### [Data]
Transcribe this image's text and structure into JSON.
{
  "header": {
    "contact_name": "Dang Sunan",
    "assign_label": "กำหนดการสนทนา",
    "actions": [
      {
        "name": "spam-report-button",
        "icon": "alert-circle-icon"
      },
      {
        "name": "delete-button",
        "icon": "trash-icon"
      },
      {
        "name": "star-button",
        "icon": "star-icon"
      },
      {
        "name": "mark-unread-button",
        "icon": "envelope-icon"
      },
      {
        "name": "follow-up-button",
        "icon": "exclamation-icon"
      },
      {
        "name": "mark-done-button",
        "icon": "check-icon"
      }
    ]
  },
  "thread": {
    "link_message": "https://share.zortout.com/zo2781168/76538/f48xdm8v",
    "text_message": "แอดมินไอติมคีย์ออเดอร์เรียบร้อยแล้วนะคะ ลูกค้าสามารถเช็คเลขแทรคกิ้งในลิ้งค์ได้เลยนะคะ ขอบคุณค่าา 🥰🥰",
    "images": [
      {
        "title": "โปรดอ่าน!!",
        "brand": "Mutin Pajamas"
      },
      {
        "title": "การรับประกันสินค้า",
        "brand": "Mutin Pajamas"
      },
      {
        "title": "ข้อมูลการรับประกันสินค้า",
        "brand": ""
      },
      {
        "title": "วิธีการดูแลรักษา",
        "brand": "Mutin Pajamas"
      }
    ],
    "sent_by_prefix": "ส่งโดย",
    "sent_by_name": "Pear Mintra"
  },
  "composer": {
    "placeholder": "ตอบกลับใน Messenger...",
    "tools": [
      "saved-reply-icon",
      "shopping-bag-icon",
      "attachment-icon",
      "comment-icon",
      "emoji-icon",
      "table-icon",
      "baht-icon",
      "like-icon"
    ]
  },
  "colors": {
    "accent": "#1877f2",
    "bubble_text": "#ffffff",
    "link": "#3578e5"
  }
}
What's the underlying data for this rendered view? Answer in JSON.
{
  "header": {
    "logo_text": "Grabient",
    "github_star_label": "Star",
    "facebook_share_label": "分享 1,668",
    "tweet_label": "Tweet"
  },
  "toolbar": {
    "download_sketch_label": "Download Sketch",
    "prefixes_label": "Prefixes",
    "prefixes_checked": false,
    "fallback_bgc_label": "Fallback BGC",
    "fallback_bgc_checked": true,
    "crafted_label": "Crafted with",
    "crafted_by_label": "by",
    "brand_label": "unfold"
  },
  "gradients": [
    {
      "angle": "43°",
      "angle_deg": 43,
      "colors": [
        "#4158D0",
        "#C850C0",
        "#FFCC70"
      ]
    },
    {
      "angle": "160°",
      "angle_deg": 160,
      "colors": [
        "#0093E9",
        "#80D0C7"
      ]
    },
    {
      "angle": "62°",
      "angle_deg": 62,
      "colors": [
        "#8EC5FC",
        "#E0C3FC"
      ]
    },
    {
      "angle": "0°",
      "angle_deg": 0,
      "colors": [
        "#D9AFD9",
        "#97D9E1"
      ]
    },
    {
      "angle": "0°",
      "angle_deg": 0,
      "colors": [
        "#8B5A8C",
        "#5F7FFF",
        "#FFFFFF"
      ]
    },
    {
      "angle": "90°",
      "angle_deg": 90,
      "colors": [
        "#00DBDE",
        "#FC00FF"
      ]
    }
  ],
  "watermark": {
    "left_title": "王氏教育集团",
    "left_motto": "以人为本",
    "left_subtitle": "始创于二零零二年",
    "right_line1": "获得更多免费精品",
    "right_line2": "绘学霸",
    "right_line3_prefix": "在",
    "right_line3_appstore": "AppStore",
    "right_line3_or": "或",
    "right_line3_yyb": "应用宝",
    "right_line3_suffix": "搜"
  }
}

### [Exercise description]
Gather all lines from the records above in which "บประก" appears.

### [Answer to the exercise]
        "title": "การรับประกันสินค้า",
        "title": "ข้อมูลการรับประกันสินค้า",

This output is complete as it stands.